= Aim of the exercise =
Could you switch "screenshot" to "screen capture" throughout these lines and write them out again with nothing else changed and the pictures left out?

Region and label listings

------------------------------------------------

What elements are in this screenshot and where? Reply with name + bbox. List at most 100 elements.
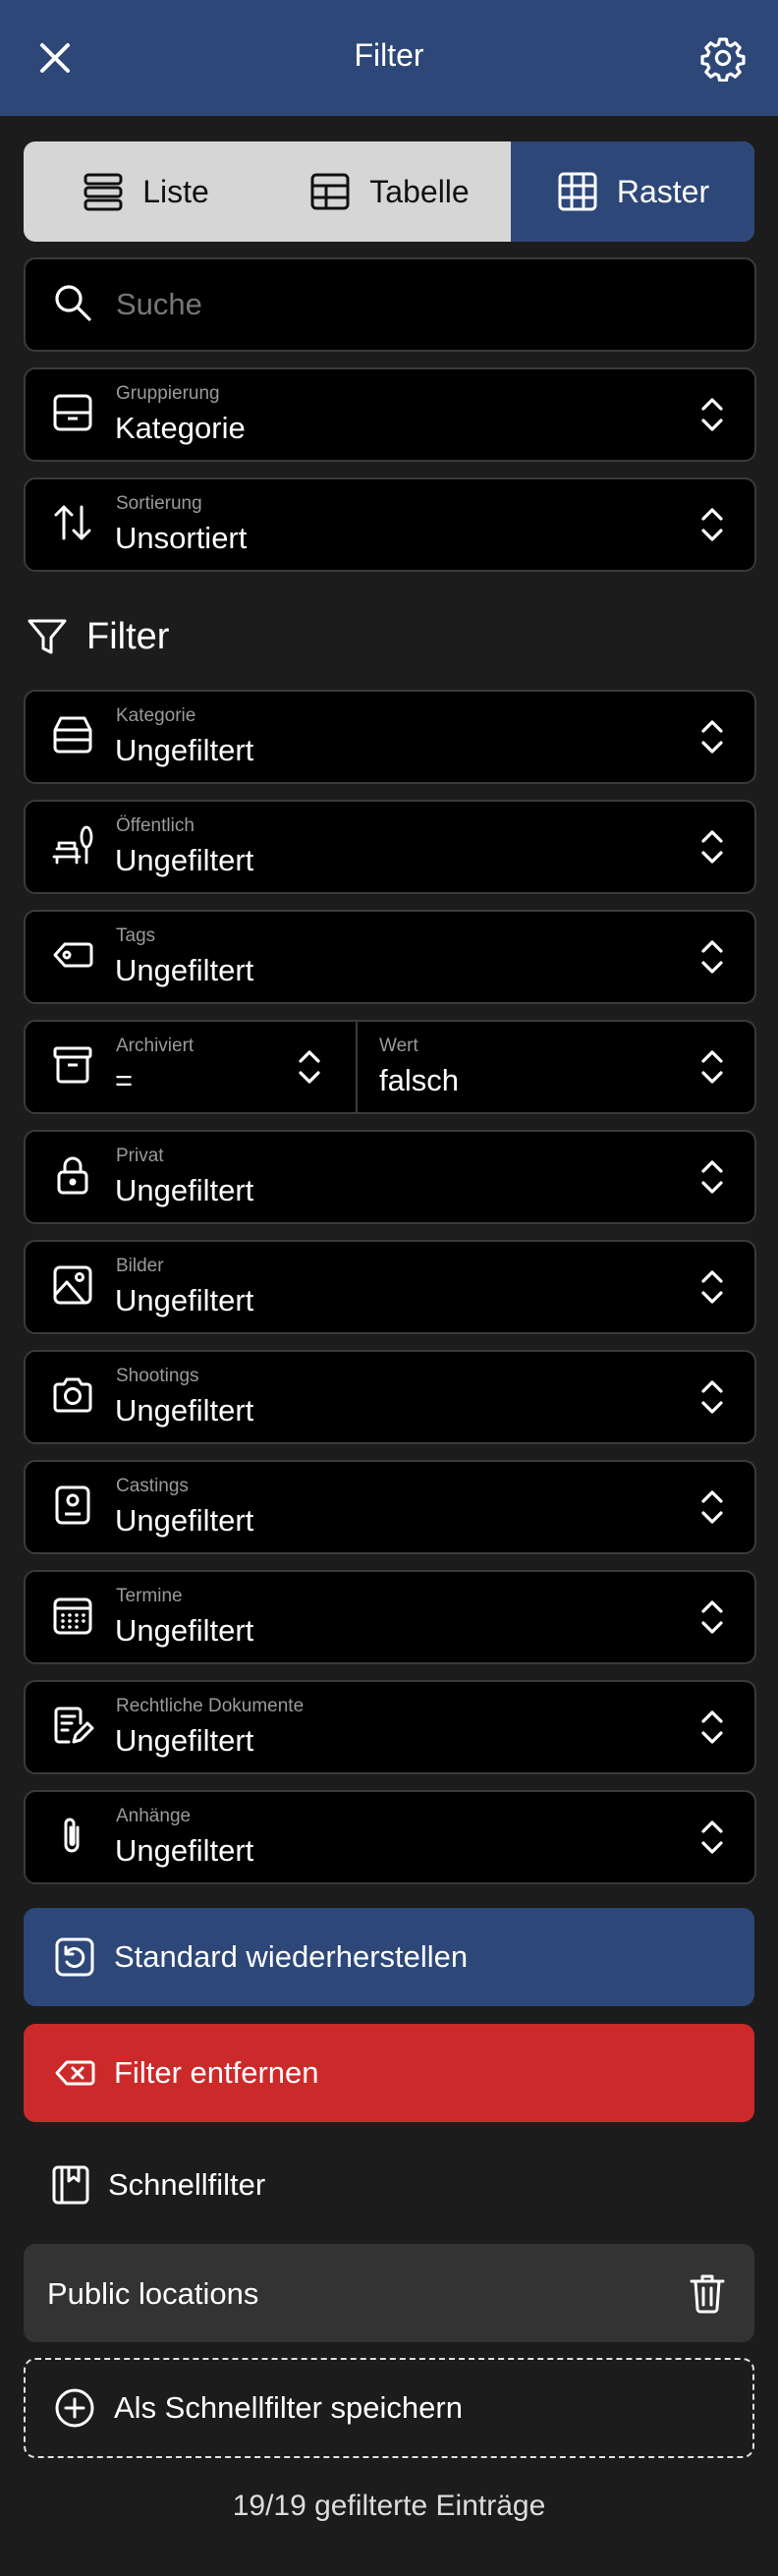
view-mode-label: Liste (142, 173, 209, 209)
filter-label: Öffentlich (116, 815, 194, 836)
filter-label: Castings (116, 1476, 189, 1496)
filter-label: Tags (116, 925, 156, 946)
filter-privat[interactable]: Privat Ungefiltert (24, 1130, 756, 1224)
chevron-up-down-icon (695, 715, 729, 758)
backspace-x-icon (24, 2051, 114, 2095)
remove-filter-button[interactable]: Filter entfernen (24, 2024, 754, 2122)
filter-value: Ungefiltert (115, 1503, 254, 1538)
chevron-up-down-icon (695, 1706, 729, 1749)
quick-filters-heading: Schnellfilter (49, 2163, 265, 2207)
view-mode-selector: Liste Tabelle Raster (24, 141, 754, 242)
plus-circle-icon (26, 2386, 114, 2430)
table-icon (308, 170, 352, 213)
filter-label: Anhänge (116, 1806, 192, 1826)
restore-defaults-button[interactable]: Standard wiederherstellen (24, 1908, 754, 2006)
bookmark-book-icon (49, 2163, 92, 2207)
chevron-up-down-icon (695, 935, 729, 979)
filter-castings[interactable]: Castings Ungefiltert (24, 1460, 756, 1554)
grouping-select[interactable]: Gruppierung Kategorie (24, 367, 756, 462)
document-edit-icon (51, 1704, 94, 1747)
filter-value: Ungefiltert (115, 953, 254, 987)
view-mode-label: Tabelle (369, 173, 470, 209)
filter-value: Ungefiltert (115, 1283, 254, 1317)
quick-filters-title: Schnellfilter (108, 2167, 266, 2202)
filter-value: Ungefiltert (115, 733, 254, 767)
grid-icon (556, 170, 599, 213)
chevron-up-down-icon (293, 1045, 326, 1089)
filter-label: Bilder (116, 1256, 164, 1276)
filter-bilder[interactable]: Bilder Ungefiltert (24, 1240, 756, 1334)
sorting-select[interactable]: Sortierung Unsortiert (24, 477, 756, 572)
sorting-value: Unsortiert (115, 521, 248, 555)
filter-oeffentlich[interactable]: Öffentlich Ungefiltert (24, 800, 756, 894)
sort-arrows-icon (51, 501, 94, 544)
camera-icon (51, 1373, 94, 1417)
inbox-icon (51, 391, 94, 434)
grouping-label: Gruppierung (116, 383, 220, 404)
chevron-up-down-icon (695, 1816, 729, 1859)
filter-termine[interactable]: Termine Ungefiltert (24, 1570, 756, 1664)
remove-filter-label: Filter entfernen (114, 2055, 319, 2090)
chevron-up-down-icon (695, 393, 729, 436)
filter-value: Ungefiltert (115, 843, 254, 877)
chevron-up-down-icon (695, 1375, 729, 1419)
archived-label: Archiviert (116, 1036, 194, 1056)
chevron-up-down-icon (695, 1045, 729, 1089)
filter-section-heading: Filter (26, 615, 169, 658)
restore-icon (24, 1935, 114, 1979)
filtered-count: 19/19 gefilterte Einträge (232, 2490, 546, 2522)
filter-label: Termine (116, 1586, 183, 1606)
paperclip-icon (51, 1814, 94, 1857)
filter-label: Privat (116, 1146, 164, 1166)
id-card-icon (51, 1484, 94, 1527)
view-mode-list[interactable]: Liste (24, 141, 267, 242)
filter-label: Shootings (116, 1366, 199, 1386)
restore-defaults-label: Standard wiederherstellen (114, 1939, 469, 1974)
filter-label: Kategorie (116, 705, 196, 726)
search-input[interactable]: Suche (24, 257, 756, 352)
search-placeholder: Suche (116, 287, 202, 321)
calendar-icon (51, 1594, 94, 1637)
filter-value: Ungefiltert (115, 1613, 254, 1648)
view-mode-grid[interactable]: Raster (511, 141, 754, 242)
filter-value: Ungefiltert (115, 1393, 254, 1428)
trash-icon[interactable] (686, 2271, 729, 2315)
grouping-value: Kategorie (115, 411, 246, 445)
chevron-up-down-icon (695, 1265, 729, 1309)
filter-value: Ungefiltert (115, 1723, 254, 1758)
archived-operator-select[interactable]: Archiviert = (26, 1022, 356, 1112)
image-icon (51, 1263, 94, 1307)
save-quick-filter-label: Als Schnellfilter speichern (114, 2390, 463, 2425)
chevron-up-down-icon (695, 1155, 729, 1199)
quick-filter-item[interactable]: Public locations (24, 2244, 754, 2342)
archived-value-select[interactable]: Wert falsch (358, 1022, 754, 1112)
filter-section-title: Filter (86, 615, 170, 657)
archive-box-icon (51, 1043, 94, 1087)
chevron-up-down-icon (695, 1485, 729, 1529)
inbox-icon (51, 713, 94, 756)
page-title: Filter (354, 37, 424, 73)
quick-filter-name: Public locations (47, 2276, 259, 2311)
filter-rechtliche-dokumente[interactable]: Rechtliche Dokumente Ungefiltert (24, 1680, 756, 1774)
list-icon (82, 170, 125, 213)
chevron-up-down-icon (695, 1596, 729, 1639)
filter-anhaenge[interactable]: Anhänge Ungefiltert (24, 1790, 756, 1884)
view-mode-label: Raster (616, 173, 710, 209)
search-icon (51, 281, 94, 324)
archived-operator: = (115, 1063, 134, 1097)
lock-icon (51, 1153, 94, 1197)
filter-value: Ungefiltert (115, 1173, 254, 1207)
sorting-label: Sortierung (116, 493, 202, 514)
archived-value: falsch (379, 1063, 459, 1097)
view-mode-table[interactable]: Tabelle (267, 141, 511, 242)
gear-icon[interactable] (699, 34, 747, 82)
filter-kategorie[interactable]: Kategorie Ungefiltert (24, 690, 756, 784)
filter-value: Ungefiltert (115, 1833, 254, 1868)
chevron-up-down-icon (695, 503, 729, 546)
filter-tags[interactable]: Tags Ungefiltert (24, 910, 756, 1004)
save-quick-filter-button[interactable]: Als Schnellfilter speichern (24, 2358, 754, 2458)
top-bar: Filter (0, 0, 778, 116)
archived-value-label: Wert (379, 1036, 418, 1056)
chevron-up-down-icon (695, 825, 729, 868)
filter-shootings[interactable]: Shootings Ungefiltert (24, 1350, 756, 1444)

------------------------------------------------

= The output =
What elements are in this screen capture and where? Reply with name + bbox. List at most 100 elements.
view-mode-label: Liste (142, 173, 209, 209)
filter-label: Öffentlich (116, 815, 194, 836)
filter-label: Castings (116, 1476, 189, 1496)
filter-label: Tags (116, 925, 156, 946)
filter-privat[interactable]: Privat Ungefiltert (24, 1130, 756, 1224)
chevron-up-down-icon (695, 715, 729, 758)
backspace-x-icon (24, 2051, 114, 2095)
remove-filter-button[interactable]: Filter entfernen (24, 2024, 754, 2122)
filter-value: Ungefiltert (115, 1503, 254, 1538)
chevron-up-down-icon (695, 1706, 729, 1749)
quick-filters-heading: Schnellfilter (49, 2163, 265, 2207)
view-mode-selector: Liste Tabelle Raster (24, 141, 754, 242)
plus-circle-icon (26, 2386, 114, 2430)
table-icon (308, 170, 352, 213)
filter-label: Anhänge (116, 1806, 192, 1826)
restore-defaults-button[interactable]: Standard wiederherstellen (24, 1908, 754, 2006)
bookmark-book-icon (49, 2163, 92, 2207)
chevron-up-down-icon (695, 935, 729, 979)
filter-castings[interactable]: Castings Ungefiltert (24, 1460, 756, 1554)
grouping-select[interactable]: Gruppierung Kategorie (24, 367, 756, 462)
document-edit-icon (51, 1704, 94, 1747)
filter-value: Ungefiltert (115, 953, 254, 987)
view-mode-label: Tabelle (369, 173, 470, 209)
filter-value: Ungefiltert (115, 1283, 254, 1317)
quick-filters-title: Schnellfilter (108, 2167, 266, 2202)
filter-value: Ungefiltert (115, 733, 254, 767)
grid-icon (556, 170, 599, 213)
chevron-up-down-icon (293, 1045, 326, 1089)
filter-label: Bilder (116, 1256, 164, 1276)
filter-bilder[interactable]: Bilder Ungefiltert (24, 1240, 756, 1334)
sorting-select[interactable]: Sortierung Unsortiert (24, 477, 756, 572)
sorting-value: Unsortiert (115, 521, 248, 555)
filter-oeffentlich[interactable]: Öffentlich Ungefiltert (24, 800, 756, 894)
sort-arrows-icon (51, 501, 94, 544)
camera-icon (51, 1373, 94, 1417)
inbox-icon (51, 391, 94, 434)
grouping-label: Gruppierung (116, 383, 220, 404)
chevron-up-down-icon (695, 1816, 729, 1859)
filter-termine[interactable]: Termine Ungefiltert (24, 1570, 756, 1664)
remove-filter-label: Filter entfernen (114, 2055, 319, 2090)
chevron-up-down-icon (695, 393, 729, 436)
filter-value: Ungefiltert (115, 843, 254, 877)
chevron-up-down-icon (695, 1375, 729, 1419)
archived-label: Archiviert (116, 1036, 194, 1056)
chevron-up-down-icon (695, 1045, 729, 1089)
filter-section-heading: Filter (26, 615, 169, 658)
restore-icon (24, 1935, 114, 1979)
filtered-count: 19/19 gefilterte Einträge (232, 2490, 546, 2522)
filter-label: Termine (116, 1586, 183, 1606)
paperclip-icon (51, 1814, 94, 1857)
filter-label: Privat (116, 1146, 164, 1166)
id-card-icon (51, 1484, 94, 1527)
view-mode-list[interactable]: Liste (24, 141, 267, 242)
filter-label: Shootings (116, 1366, 199, 1386)
restore-defaults-label: Standard wiederherstellen (114, 1939, 469, 1974)
filter-label: Kategorie (116, 705, 196, 726)
search-input[interactable]: Suche (24, 257, 756, 352)
search-placeholder: Suche (116, 287, 202, 321)
calendar-icon (51, 1594, 94, 1637)
filter-value: Ungefiltert (115, 1613, 254, 1648)
view-mode-grid[interactable]: Raster (511, 141, 754, 242)
filter-value: Ungefiltert (115, 1393, 254, 1428)
trash-icon[interactable] (686, 2271, 729, 2315)
grouping-value: Kategorie (115, 411, 246, 445)
chevron-up-down-icon (695, 1265, 729, 1309)
filter-value: Ungefiltert (115, 1723, 254, 1758)
archived-operator-select[interactable]: Archiviert = (26, 1022, 356, 1112)
image-icon (51, 1263, 94, 1307)
save-quick-filter-label: Als Schnellfilter speichern (114, 2390, 463, 2425)
chevron-up-down-icon (695, 1155, 729, 1199)
quick-filter-item[interactable]: Public locations (24, 2244, 754, 2342)
archived-value-select[interactable]: Wert falsch (358, 1022, 754, 1112)
filter-section-title: Filter (86, 615, 170, 657)
archive-box-icon (51, 1043, 94, 1087)
chevron-up-down-icon (695, 1485, 729, 1529)
inbox-icon (51, 713, 94, 756)
page-title: Filter (354, 37, 424, 73)
quick-filter-name: Public locations (47, 2276, 259, 2311)
filter-rechtliche-dokumente[interactable]: Rechtliche Dokumente Ungefiltert (24, 1680, 756, 1774)
list-icon (82, 170, 125, 213)
chevron-up-down-icon (695, 1596, 729, 1639)
filter-anhaenge[interactable]: Anhänge Ungefiltert (24, 1790, 756, 1884)
view-mode-label: Raster (616, 173, 710, 209)
search-icon (51, 281, 94, 324)
archived-operator: = (115, 1063, 134, 1097)
lock-icon (51, 1153, 94, 1197)
filter-value: Ungefiltert (115, 1173, 254, 1207)
sorting-label: Sortierung (116, 493, 202, 514)
archived-value: falsch (379, 1063, 459, 1097)
view-mode-table[interactable]: Tabelle (267, 141, 511, 242)
gear-icon[interactable] (699, 34, 747, 82)
filter-kategorie[interactable]: Kategorie Ungefiltert (24, 690, 756, 784)
filter-value: Ungefiltert (115, 1833, 254, 1868)
chevron-up-down-icon (695, 503, 729, 546)
filter-tags[interactable]: Tags Ungefiltert (24, 910, 756, 1004)
save-quick-filter-button[interactable]: Als Schnellfilter speichern (24, 2358, 754, 2458)
top-bar: Filter (0, 0, 778, 116)
archived-value-label: Wert (379, 1036, 418, 1056)
chevron-up-down-icon (695, 825, 729, 868)
filter-shootings[interactable]: Shootings Ungefiltert (24, 1350, 756, 1444)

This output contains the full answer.